:: Task to complete ::
Please reproduce the entries from the line with "y-left-tick-label: 1.2 (67, 435, 91, 454)" to the line with "sma-label: SMA 0 Days (228, 114, 335, 136)", both ends included, exactly as they appear.

:: Source material ::
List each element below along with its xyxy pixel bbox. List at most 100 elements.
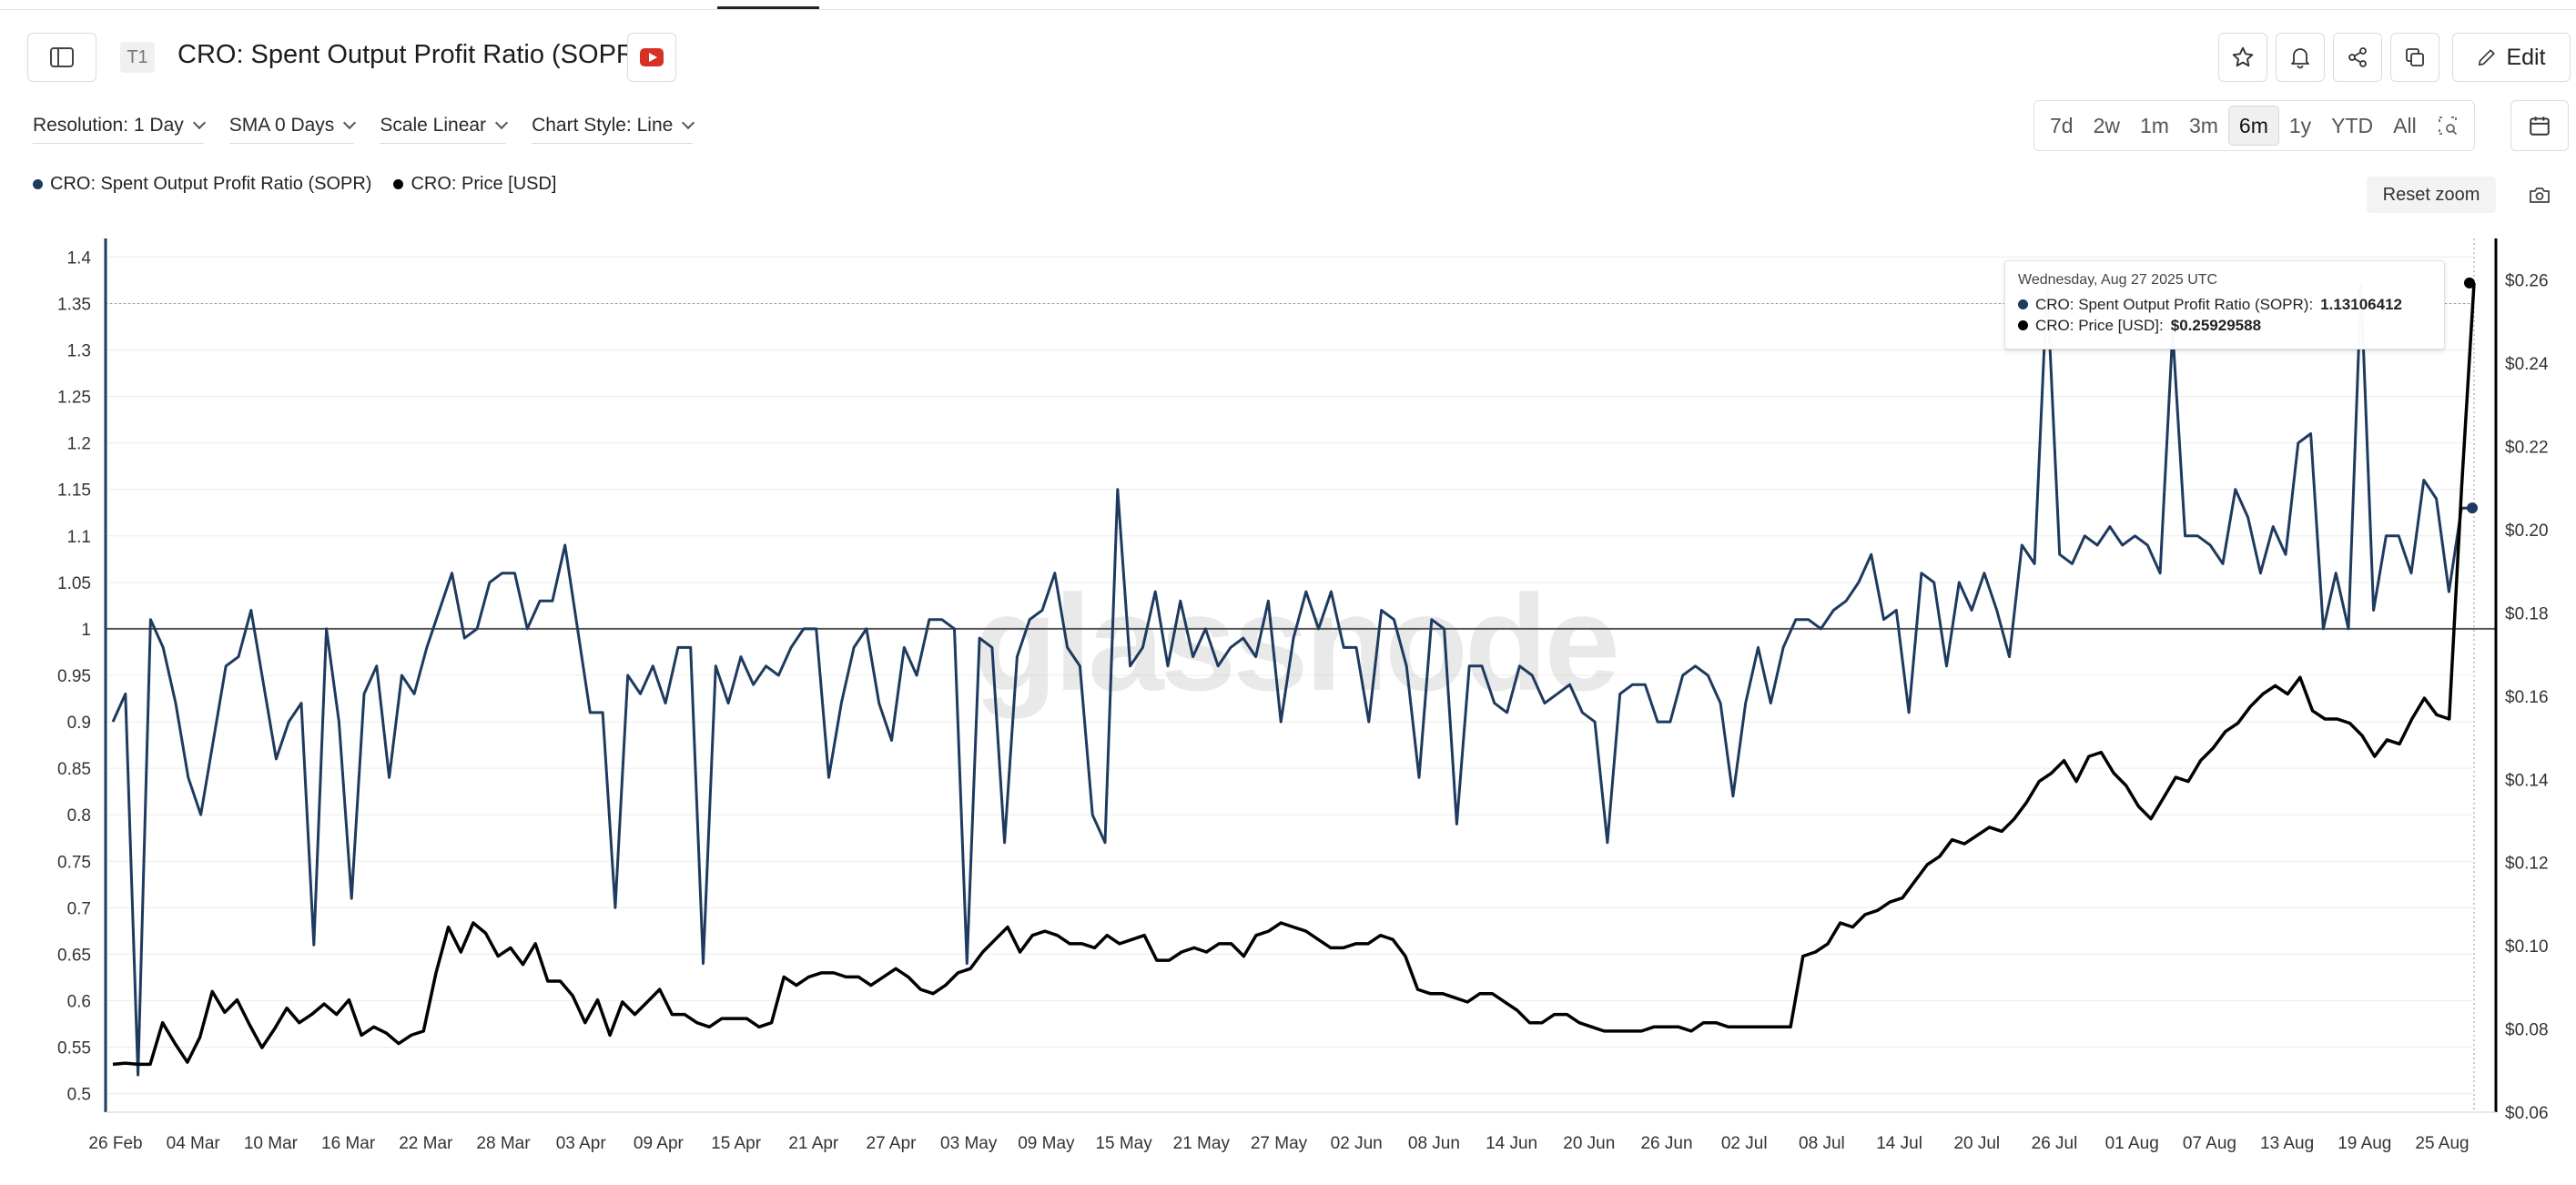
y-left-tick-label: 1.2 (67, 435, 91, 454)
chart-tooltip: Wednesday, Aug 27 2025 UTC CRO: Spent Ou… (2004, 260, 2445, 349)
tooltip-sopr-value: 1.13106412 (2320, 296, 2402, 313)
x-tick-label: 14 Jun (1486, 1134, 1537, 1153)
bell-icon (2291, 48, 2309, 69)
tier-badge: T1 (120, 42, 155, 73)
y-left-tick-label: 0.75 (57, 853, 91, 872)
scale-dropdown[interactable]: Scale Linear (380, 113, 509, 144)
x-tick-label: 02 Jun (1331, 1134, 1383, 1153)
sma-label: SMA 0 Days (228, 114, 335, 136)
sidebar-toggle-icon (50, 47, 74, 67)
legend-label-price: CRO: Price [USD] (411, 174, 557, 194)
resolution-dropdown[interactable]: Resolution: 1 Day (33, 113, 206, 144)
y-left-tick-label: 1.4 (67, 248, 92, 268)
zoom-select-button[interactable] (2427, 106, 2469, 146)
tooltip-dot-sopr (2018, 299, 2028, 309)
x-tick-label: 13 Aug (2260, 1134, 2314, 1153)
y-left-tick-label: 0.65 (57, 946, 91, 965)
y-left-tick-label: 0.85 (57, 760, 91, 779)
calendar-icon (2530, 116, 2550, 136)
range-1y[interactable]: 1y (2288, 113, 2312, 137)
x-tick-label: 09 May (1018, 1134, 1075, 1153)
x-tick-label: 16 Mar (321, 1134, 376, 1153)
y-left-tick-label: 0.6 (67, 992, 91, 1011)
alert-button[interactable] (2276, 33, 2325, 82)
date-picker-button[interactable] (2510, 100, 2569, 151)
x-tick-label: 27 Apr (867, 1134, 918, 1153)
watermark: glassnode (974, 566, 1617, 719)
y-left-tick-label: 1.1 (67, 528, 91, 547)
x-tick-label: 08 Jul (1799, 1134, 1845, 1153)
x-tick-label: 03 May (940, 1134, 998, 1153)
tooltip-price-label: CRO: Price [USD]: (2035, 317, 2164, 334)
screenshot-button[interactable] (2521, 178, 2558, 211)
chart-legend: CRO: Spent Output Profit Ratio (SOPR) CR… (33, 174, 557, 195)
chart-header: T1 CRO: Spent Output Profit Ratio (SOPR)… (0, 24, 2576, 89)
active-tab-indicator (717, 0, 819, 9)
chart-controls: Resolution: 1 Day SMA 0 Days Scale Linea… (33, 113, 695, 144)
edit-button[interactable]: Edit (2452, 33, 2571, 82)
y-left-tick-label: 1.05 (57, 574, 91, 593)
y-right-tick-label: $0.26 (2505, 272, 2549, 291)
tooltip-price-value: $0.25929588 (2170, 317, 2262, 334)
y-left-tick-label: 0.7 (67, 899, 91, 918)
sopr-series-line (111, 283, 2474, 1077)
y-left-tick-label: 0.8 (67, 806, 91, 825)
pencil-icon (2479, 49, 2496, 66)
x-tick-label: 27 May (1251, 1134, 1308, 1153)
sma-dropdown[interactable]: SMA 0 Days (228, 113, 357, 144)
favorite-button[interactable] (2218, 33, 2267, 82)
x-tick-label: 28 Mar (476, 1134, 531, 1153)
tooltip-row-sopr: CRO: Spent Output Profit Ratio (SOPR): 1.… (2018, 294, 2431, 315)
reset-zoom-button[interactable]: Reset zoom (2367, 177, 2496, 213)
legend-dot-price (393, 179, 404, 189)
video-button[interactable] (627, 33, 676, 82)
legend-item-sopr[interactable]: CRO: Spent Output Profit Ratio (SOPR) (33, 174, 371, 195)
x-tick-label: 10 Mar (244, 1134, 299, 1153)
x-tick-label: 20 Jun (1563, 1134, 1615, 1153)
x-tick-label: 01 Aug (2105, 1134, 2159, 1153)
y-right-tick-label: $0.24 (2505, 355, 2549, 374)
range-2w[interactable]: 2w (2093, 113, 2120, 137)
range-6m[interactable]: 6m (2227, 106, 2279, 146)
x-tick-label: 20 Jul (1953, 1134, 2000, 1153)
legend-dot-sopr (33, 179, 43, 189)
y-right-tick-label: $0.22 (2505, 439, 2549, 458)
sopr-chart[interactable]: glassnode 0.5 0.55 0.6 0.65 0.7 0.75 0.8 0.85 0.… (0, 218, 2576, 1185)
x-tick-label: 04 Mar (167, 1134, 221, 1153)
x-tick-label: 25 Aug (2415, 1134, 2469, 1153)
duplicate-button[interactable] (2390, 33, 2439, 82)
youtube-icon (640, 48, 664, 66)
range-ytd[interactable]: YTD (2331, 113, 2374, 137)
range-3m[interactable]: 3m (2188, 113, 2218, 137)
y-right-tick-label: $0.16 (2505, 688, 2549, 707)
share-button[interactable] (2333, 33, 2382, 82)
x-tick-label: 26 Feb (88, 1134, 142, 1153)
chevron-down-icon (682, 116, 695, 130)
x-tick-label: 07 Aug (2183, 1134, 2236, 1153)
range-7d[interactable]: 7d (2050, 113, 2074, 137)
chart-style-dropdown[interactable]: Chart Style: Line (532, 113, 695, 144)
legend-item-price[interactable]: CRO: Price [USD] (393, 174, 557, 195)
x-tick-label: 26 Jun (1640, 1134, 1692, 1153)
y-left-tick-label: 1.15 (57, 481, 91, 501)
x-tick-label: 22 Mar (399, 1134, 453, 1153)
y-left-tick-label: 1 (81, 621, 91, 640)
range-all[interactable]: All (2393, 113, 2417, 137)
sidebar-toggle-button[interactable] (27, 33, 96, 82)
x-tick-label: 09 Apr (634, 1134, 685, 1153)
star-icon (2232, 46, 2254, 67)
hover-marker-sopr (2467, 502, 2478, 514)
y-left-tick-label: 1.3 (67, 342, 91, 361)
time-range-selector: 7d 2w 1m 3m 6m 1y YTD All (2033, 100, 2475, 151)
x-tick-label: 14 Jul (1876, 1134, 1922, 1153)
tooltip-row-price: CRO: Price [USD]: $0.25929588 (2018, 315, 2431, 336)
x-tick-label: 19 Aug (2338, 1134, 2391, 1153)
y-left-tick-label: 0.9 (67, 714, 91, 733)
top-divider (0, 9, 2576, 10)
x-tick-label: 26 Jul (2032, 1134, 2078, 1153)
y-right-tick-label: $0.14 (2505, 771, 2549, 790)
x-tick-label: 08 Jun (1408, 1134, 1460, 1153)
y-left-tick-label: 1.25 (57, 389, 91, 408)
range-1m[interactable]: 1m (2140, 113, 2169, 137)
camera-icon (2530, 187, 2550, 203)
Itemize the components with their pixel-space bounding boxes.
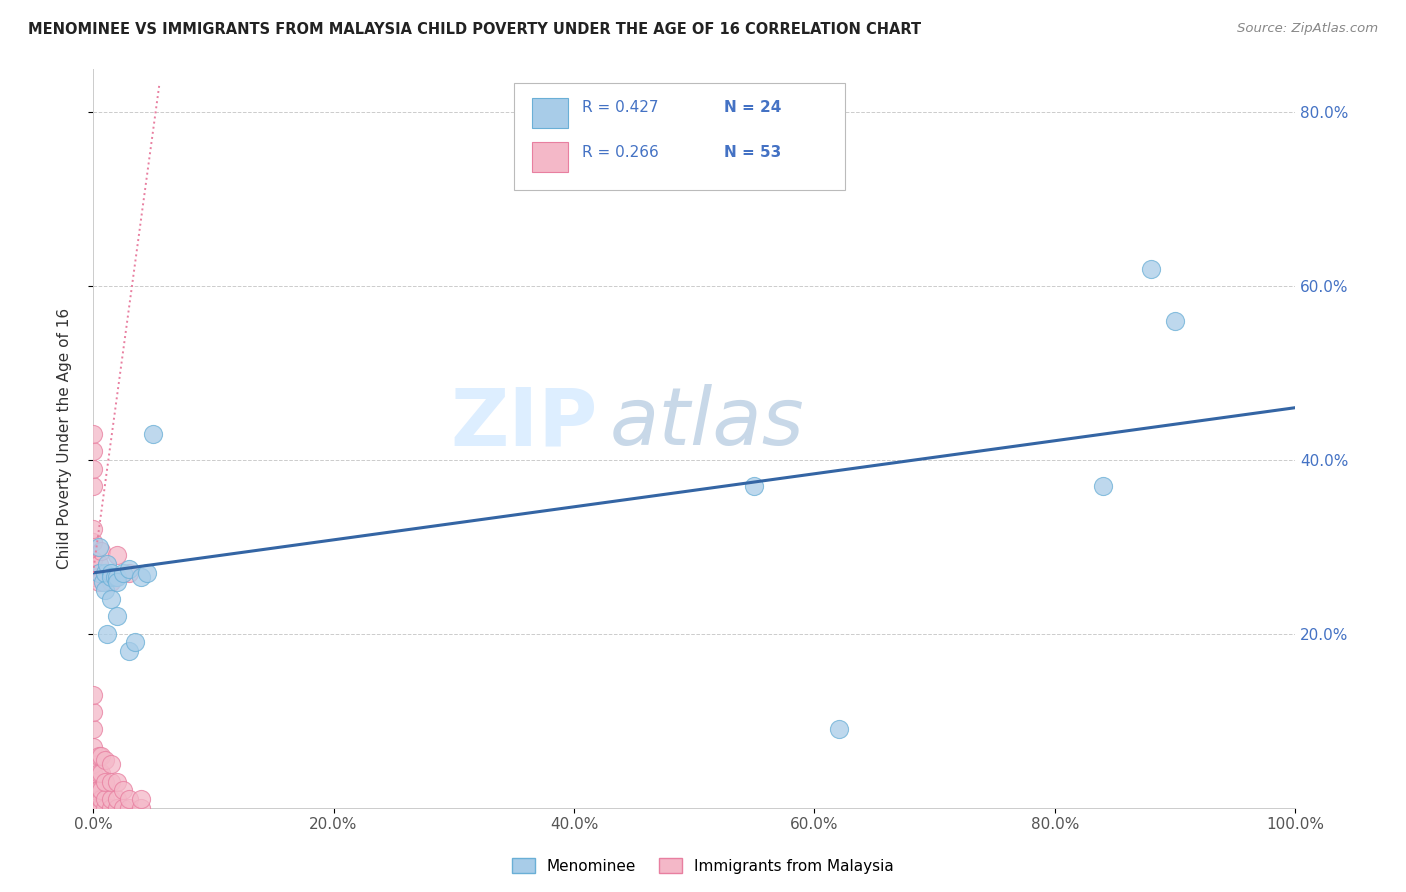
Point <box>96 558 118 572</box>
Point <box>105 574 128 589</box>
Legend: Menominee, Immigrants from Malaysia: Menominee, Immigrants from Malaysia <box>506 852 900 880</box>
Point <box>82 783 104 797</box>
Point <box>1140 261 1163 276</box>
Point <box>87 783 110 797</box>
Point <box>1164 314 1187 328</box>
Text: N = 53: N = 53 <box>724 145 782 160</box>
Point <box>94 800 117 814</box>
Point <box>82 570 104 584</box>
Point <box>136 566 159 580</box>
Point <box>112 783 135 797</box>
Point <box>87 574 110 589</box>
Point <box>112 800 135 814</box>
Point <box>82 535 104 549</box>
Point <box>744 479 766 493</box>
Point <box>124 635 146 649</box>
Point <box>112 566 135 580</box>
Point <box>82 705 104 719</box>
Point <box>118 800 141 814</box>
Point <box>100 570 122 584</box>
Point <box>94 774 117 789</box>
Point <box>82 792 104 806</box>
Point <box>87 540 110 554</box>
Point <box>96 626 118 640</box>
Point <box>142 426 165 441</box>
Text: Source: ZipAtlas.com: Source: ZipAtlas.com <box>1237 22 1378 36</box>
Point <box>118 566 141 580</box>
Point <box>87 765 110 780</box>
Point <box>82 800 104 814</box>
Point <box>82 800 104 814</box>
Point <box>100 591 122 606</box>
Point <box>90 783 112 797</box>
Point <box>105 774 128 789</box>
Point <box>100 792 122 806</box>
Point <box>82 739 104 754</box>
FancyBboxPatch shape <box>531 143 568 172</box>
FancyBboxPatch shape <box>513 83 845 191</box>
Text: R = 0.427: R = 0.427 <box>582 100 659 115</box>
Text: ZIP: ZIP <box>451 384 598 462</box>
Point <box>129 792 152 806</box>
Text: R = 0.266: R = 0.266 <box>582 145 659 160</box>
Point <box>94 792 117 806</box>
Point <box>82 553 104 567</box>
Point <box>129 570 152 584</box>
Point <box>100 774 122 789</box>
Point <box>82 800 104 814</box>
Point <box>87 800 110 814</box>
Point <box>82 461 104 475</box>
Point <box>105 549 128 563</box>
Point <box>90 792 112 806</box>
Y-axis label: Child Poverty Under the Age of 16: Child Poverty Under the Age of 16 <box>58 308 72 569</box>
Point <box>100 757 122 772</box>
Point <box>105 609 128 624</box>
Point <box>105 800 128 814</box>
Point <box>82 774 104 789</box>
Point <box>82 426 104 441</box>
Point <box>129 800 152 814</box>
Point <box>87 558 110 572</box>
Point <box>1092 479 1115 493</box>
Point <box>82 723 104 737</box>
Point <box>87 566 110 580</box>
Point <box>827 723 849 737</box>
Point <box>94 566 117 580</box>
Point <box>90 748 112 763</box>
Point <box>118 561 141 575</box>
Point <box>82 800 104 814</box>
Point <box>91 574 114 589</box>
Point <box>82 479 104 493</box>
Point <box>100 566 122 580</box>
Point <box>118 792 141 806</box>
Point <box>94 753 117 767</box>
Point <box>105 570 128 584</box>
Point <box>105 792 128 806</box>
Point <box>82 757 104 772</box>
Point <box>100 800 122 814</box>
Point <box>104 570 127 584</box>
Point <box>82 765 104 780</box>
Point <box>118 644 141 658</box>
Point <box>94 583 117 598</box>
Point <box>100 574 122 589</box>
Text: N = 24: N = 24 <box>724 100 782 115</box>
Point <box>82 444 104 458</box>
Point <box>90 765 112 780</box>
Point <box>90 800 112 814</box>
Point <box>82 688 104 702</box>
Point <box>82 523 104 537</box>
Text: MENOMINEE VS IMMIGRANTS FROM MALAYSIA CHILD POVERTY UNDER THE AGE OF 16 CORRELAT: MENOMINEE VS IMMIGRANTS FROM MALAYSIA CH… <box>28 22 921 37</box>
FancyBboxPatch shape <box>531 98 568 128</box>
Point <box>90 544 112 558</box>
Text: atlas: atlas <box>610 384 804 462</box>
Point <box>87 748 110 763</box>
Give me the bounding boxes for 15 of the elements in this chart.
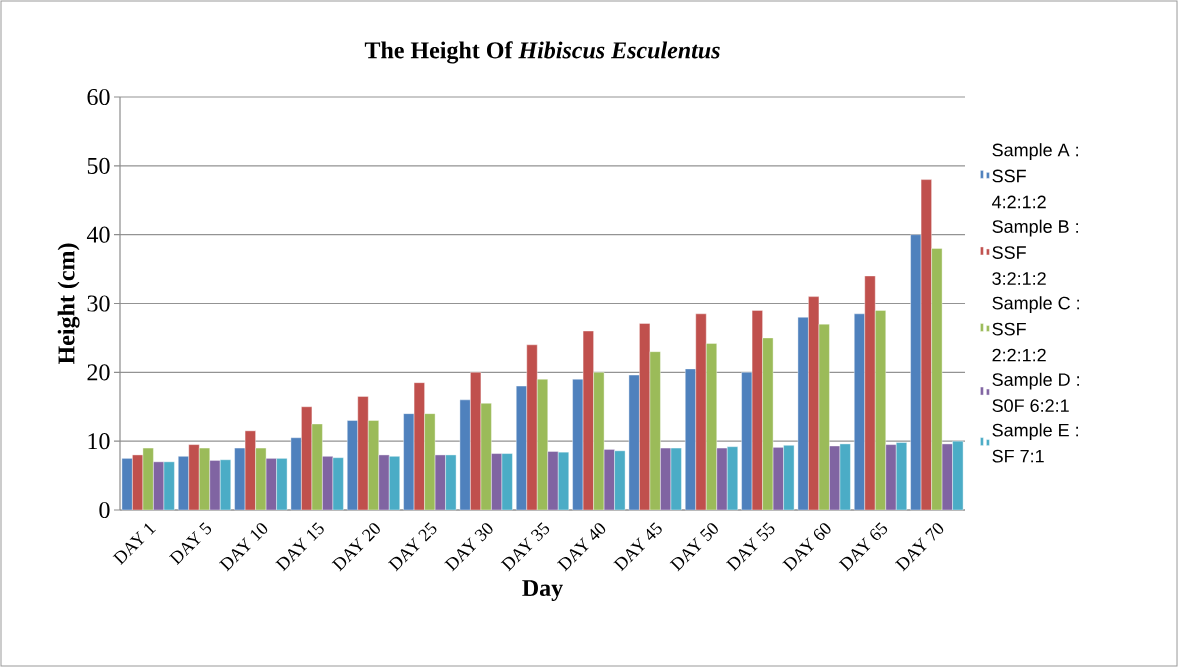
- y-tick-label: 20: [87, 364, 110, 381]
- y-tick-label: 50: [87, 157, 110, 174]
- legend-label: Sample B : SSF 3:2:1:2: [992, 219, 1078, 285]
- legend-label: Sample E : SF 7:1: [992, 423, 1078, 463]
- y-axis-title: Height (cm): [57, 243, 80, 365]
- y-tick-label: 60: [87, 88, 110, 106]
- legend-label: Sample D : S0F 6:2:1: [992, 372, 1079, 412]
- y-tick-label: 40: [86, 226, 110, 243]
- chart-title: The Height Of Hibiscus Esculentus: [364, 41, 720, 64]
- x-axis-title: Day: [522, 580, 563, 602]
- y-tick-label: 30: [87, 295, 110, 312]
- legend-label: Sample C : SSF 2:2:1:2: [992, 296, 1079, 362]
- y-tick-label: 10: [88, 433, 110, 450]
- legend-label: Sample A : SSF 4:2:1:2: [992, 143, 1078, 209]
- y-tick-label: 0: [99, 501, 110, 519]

:: Expected answer ::
y-left-tick-label: 1.2 (67, 435, 91, 454)
chart-tooltip: Wednesday, Aug 27 2025 UTC CRO: Spent Ou… (2004, 260, 2445, 349)
tooltip-sopr-value: 1.13106412 (2320, 296, 2402, 313)
x-tick-label: 14 Jun (1486, 1134, 1537, 1153)
bell-icon (2291, 48, 2309, 69)
tier-badge: T1 (120, 42, 155, 73)
y-left-tick-label: 0.75 (57, 853, 91, 872)
scale-dropdown[interactable]: Scale Linear (380, 113, 509, 144)
x-tick-label: 02 Jun (1331, 1134, 1383, 1153)
sma-label: SMA 0 Days (228, 114, 335, 136)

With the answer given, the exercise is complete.